Polyphones

The first step towards training a context dependent recognizer is collecting all the contexts that can be modeled with the given task. This step can be done at any phase of the development, even at the beginning before any parameters have been trained or initialized.

What Is a Polyphone

For Janus, a polyphone is something very similar to the pronounciation part of a dictionary entry. A polyphone is a list of optionally tagged phonemes plus some information about which of the phonemes is the central phone. There should always be a central phone in a polyphone, even if it seems possible in some cases to ommit it. The central phone is the one that is modeled within its context. Polyphones can look like these examples:

	{{H WB} E L {O WE}} -1 2
	{A B D E F G H I} -3 4
	{A} 0 0
	{A B} 0 1

The first example above is a polyphone modeling the phoneme E of the word HALLO. The H is tagged with WB (meaning word beginning) and the O is tagged with WE (meaning word end). The integers -1 and 2 mean that the context width goes from -1, i.e. one to the left to +2, i.e. two to the right. The second examples context width is three to the left and 4 to the right,which means that the E is the central phone, and A B D is its left context and F G H I is its right context. The third example shows a context-independent phoneme, and the last example shows the phoneme A modeled as a biphone with one single right context B.
• • • • • • •
SET OF TASKS:
(a) Answer these questions about the section on polyphones:
(i) What does the tag WB stand for?
(ii) In the first example, the phoneme E belongs to which word?
(iii) What kind of phoneme does the third example show?
(b) Reproduce the part of the section on polyphones that opens with the words containing "The first step" and closes with "trained or initialized.", swapping "parameters" for "weights".
(c) Write the next part of the section on polyphones, picking up after its final sentence.
The records have no connection to the section on polyphones.

DATA SHOWN:
• • • • • • •
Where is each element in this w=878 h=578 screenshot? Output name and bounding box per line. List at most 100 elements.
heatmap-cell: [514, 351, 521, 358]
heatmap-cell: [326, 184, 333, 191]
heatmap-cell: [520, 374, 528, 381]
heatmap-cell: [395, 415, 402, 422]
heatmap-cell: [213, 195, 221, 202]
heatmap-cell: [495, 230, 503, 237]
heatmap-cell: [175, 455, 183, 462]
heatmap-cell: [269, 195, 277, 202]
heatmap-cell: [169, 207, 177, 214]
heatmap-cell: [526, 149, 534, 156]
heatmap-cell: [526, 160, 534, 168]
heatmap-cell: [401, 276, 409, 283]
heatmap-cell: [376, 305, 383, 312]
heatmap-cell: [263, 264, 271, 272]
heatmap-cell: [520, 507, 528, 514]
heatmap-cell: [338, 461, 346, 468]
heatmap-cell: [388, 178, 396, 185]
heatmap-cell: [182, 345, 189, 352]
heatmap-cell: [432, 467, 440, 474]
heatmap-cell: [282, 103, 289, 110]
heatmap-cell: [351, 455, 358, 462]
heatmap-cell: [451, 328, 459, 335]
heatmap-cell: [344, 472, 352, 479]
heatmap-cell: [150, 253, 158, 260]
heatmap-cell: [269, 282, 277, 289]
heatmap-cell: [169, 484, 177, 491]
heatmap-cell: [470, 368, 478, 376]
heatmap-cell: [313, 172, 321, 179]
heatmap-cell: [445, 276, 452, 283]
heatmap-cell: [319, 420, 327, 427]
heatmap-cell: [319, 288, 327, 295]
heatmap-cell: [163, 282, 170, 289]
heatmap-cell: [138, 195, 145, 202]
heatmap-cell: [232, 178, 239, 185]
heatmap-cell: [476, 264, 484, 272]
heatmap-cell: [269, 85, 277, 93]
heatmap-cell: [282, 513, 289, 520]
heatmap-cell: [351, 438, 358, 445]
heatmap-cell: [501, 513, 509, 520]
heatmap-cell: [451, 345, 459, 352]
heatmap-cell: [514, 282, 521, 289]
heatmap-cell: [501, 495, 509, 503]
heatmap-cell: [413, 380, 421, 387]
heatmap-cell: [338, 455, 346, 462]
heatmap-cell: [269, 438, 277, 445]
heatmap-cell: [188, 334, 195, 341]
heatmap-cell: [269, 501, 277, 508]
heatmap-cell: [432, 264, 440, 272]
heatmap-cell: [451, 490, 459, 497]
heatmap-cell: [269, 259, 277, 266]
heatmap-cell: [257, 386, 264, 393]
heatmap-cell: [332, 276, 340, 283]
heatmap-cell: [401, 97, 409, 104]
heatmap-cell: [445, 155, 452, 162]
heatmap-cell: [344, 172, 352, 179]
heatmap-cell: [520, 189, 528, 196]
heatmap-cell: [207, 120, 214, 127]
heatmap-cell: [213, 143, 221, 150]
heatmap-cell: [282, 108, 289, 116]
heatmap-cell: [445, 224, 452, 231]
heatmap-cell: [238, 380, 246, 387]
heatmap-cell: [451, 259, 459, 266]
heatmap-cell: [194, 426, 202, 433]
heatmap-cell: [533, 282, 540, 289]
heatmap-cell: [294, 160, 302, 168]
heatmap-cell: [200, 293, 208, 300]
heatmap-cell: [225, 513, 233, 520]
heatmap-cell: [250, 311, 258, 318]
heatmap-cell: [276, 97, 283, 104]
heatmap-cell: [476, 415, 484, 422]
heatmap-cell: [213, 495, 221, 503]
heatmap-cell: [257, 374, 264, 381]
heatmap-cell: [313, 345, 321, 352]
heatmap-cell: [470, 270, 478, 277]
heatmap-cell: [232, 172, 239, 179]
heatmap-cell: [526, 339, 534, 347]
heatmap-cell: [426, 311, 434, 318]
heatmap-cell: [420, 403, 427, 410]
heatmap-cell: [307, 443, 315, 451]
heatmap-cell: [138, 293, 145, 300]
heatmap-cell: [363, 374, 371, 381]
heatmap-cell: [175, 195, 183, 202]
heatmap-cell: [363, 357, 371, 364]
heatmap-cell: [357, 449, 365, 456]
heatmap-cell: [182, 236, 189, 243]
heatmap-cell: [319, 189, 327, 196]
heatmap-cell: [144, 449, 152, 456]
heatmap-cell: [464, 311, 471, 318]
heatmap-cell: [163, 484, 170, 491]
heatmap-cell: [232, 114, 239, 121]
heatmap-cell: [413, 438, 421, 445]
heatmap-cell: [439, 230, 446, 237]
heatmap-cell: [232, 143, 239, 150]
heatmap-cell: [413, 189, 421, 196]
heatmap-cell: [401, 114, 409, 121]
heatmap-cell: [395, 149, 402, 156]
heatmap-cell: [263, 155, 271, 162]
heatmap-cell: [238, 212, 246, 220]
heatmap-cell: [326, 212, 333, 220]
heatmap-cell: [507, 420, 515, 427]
• • • • • • •
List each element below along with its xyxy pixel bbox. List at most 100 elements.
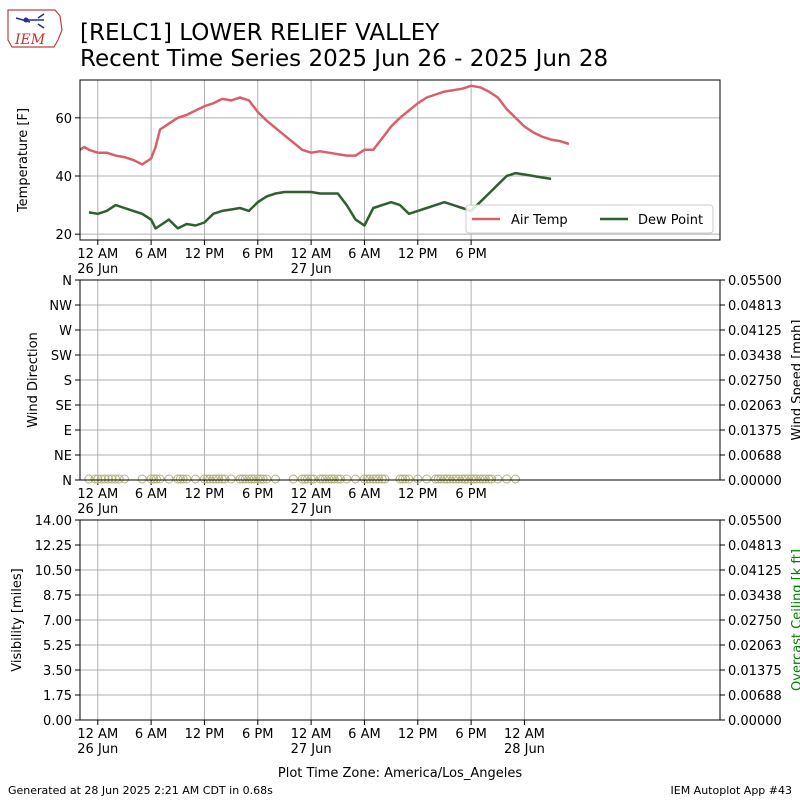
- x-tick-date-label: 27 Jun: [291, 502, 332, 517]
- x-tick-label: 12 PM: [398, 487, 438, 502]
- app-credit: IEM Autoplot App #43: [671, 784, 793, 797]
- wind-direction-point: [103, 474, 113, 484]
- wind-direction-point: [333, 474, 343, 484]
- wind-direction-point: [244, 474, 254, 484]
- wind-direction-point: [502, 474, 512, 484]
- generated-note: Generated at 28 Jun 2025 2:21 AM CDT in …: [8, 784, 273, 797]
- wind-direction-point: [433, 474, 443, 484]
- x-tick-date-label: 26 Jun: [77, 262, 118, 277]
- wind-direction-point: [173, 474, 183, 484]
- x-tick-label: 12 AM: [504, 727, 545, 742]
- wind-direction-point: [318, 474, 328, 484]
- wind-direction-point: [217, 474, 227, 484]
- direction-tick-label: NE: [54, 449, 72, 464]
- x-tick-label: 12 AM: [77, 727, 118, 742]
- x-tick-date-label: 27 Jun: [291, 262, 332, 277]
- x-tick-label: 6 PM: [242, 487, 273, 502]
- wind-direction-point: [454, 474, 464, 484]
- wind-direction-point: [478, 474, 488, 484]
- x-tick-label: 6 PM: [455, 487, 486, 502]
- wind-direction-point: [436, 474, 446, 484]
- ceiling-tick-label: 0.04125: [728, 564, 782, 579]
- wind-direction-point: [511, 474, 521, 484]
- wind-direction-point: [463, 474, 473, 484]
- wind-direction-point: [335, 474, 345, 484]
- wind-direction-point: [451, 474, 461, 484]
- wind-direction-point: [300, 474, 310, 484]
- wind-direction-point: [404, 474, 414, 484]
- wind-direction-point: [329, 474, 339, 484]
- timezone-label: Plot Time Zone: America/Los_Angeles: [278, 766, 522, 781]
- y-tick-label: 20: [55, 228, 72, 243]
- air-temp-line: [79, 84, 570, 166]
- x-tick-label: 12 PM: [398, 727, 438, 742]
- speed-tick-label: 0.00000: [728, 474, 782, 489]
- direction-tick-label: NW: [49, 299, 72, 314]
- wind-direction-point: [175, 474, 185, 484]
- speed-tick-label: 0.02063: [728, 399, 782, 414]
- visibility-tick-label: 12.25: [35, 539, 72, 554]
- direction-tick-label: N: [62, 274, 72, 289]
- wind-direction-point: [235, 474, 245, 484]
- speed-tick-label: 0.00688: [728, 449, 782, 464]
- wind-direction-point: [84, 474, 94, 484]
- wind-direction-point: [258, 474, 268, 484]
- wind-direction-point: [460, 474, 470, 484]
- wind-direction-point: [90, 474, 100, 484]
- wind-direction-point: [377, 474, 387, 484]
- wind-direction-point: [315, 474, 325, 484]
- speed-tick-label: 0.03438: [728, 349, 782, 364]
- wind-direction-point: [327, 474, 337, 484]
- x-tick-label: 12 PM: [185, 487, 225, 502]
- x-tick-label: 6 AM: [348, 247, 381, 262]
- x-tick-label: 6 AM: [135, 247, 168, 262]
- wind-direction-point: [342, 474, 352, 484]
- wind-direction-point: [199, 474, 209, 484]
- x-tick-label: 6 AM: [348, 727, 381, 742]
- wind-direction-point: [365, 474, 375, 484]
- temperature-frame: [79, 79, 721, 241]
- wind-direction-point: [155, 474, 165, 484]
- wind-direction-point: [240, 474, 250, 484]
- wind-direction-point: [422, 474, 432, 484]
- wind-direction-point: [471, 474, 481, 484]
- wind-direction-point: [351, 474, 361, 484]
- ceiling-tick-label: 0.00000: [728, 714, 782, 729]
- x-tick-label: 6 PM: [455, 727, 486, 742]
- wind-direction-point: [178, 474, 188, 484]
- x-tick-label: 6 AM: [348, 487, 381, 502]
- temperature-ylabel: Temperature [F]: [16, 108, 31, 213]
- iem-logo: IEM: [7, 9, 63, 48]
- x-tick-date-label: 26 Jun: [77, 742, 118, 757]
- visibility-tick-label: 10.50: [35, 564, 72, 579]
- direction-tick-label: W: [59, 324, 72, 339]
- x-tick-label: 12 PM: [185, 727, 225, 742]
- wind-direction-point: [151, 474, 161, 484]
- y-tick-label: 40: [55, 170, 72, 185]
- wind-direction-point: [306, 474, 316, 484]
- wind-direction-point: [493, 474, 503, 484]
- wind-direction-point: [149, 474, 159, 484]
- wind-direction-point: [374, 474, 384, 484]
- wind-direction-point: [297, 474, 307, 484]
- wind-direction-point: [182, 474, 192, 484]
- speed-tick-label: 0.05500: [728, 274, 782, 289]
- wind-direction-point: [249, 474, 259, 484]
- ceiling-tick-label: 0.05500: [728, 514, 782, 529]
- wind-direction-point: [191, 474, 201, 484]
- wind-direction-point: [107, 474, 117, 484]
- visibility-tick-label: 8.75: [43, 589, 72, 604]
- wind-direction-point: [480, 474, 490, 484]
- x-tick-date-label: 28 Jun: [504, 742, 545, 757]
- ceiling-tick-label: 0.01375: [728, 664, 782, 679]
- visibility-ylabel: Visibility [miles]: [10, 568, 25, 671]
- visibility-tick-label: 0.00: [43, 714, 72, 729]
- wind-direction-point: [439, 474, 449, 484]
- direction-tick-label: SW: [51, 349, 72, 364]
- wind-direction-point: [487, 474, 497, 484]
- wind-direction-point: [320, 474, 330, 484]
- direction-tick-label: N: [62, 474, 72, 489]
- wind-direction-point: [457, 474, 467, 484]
• • • • • • •
THE ANSWERS:
(a)
(i) Word beginning.
(ii) HALLO.
(iii) A context-independent phoneme.

(b)
The first step towards training a context dependent recognizer is collecting all the contexts that can be modeled with the given task. This step can be done at any phase of the development, even at the beginning before any weights have been trained or initialized.

(c)
Context Width

While in the first example above, the context of the phone E covered the entire word HALLO, this is usually neither wanted nor helpful. For a short word like HALLO this is not a problem but for larger words like ENCYCLOPAEDIA, you wouldn't expect the pronounciation of the last phone to be dependent on the first phone very much. And even if this was the case, you most likely wouldn't have enough training examples to estimate the acoustic model for such a wide context reliably. Another disadvantage of using very wide contexts is the fact that the recognizers tend to become very large. Even if you are using a context of three to the left and three to the right (also called septphones), you can easily get close to a million different acoustic models, when your database is large enough and your dictionary contains many variants. So in most cases you will want to limit your maximum context width to something like two or three to both sides.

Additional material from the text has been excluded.